(EXERCISE GOAL) Locate every line below that contains the word "image" and copy it.

(PROVIDED MATERIAL)
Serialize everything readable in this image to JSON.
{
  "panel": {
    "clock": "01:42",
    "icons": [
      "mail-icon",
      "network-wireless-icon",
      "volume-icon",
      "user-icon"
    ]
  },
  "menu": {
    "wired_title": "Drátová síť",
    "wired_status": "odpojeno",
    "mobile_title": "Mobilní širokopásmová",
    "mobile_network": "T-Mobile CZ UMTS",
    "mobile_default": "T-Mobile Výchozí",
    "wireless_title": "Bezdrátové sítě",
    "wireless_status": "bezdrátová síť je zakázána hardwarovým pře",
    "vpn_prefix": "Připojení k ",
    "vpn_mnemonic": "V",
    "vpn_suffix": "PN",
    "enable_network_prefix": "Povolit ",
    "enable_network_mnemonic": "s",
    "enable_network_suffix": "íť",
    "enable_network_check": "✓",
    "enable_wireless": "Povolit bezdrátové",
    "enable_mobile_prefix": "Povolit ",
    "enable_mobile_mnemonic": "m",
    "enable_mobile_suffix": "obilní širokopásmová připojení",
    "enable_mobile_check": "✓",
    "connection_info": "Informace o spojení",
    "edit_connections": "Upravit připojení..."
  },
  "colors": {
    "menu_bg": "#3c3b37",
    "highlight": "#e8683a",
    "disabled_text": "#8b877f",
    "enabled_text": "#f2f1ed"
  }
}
---
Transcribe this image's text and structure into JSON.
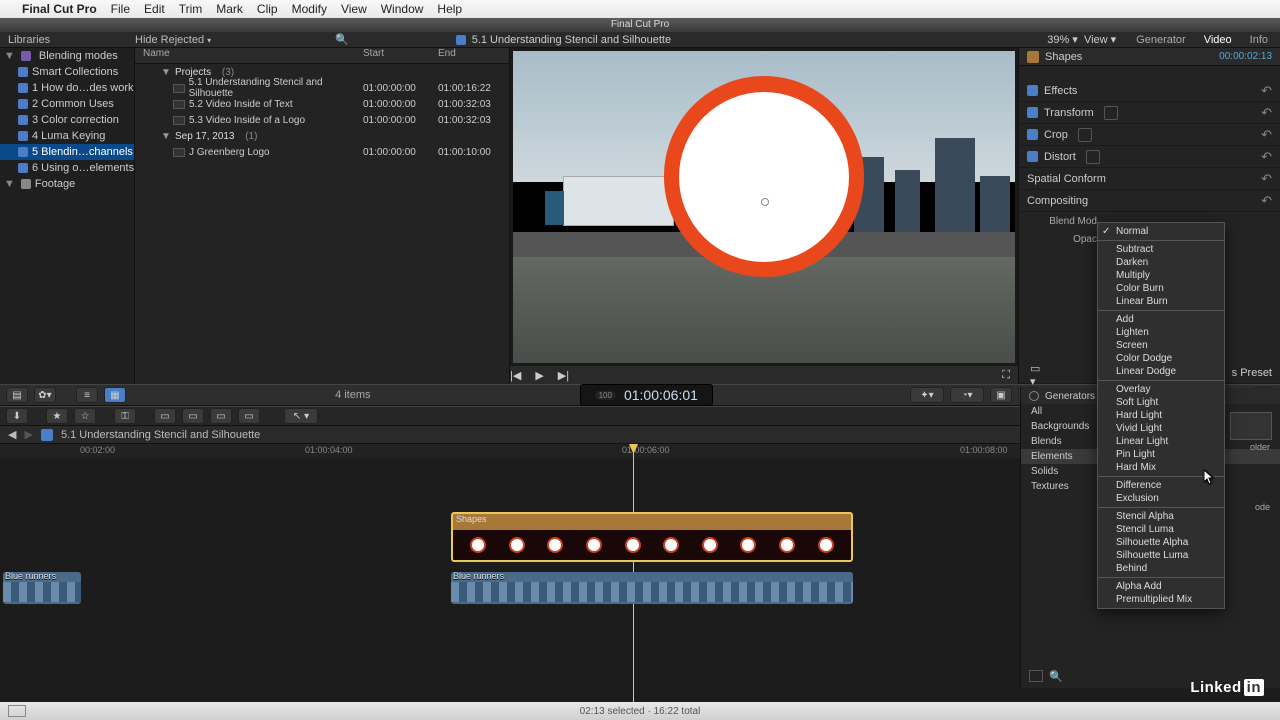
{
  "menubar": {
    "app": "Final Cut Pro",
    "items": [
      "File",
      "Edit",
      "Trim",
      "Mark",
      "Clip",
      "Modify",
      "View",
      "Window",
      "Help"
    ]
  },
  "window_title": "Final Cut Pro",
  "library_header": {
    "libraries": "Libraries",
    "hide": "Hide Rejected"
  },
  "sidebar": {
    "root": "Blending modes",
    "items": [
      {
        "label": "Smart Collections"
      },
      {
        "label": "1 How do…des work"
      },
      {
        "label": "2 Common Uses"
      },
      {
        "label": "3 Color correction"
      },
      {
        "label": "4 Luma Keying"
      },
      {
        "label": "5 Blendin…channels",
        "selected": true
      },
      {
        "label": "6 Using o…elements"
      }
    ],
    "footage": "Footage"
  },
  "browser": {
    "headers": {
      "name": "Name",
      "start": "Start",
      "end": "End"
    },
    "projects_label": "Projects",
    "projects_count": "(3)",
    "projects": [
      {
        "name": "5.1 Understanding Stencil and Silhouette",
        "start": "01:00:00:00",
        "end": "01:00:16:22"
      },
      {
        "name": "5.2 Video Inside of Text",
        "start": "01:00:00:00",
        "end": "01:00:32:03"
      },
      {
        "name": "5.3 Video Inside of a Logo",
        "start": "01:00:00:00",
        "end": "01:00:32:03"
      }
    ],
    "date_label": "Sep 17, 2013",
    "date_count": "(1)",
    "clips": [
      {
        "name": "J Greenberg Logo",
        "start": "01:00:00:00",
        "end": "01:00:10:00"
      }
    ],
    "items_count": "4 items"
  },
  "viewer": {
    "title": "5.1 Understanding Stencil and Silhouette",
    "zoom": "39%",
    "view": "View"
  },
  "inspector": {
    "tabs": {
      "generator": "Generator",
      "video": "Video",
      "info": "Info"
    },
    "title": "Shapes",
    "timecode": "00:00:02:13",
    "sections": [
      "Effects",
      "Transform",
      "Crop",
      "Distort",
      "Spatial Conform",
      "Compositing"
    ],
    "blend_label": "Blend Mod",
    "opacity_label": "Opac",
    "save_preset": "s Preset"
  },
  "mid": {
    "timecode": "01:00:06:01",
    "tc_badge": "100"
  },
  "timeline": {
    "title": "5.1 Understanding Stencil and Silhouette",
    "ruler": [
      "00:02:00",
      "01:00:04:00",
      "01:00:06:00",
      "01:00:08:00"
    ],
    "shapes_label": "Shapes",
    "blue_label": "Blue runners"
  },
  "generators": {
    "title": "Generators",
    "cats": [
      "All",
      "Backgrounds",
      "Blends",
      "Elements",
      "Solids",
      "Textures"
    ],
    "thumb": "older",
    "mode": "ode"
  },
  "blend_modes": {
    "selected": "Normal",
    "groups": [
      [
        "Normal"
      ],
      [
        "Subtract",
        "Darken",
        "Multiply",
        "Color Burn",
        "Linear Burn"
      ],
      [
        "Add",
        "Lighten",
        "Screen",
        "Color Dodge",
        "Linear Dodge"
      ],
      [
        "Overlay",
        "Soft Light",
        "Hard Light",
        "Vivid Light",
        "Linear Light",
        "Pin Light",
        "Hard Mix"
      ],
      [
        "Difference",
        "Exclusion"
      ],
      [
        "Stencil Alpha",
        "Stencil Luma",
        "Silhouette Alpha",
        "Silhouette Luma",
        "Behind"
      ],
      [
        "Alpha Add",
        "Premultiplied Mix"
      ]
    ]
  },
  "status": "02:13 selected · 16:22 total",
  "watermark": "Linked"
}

(RESPONSE)
Serialize everything readable in this image to JSON.
Transcribe this image's text and structure into JSON.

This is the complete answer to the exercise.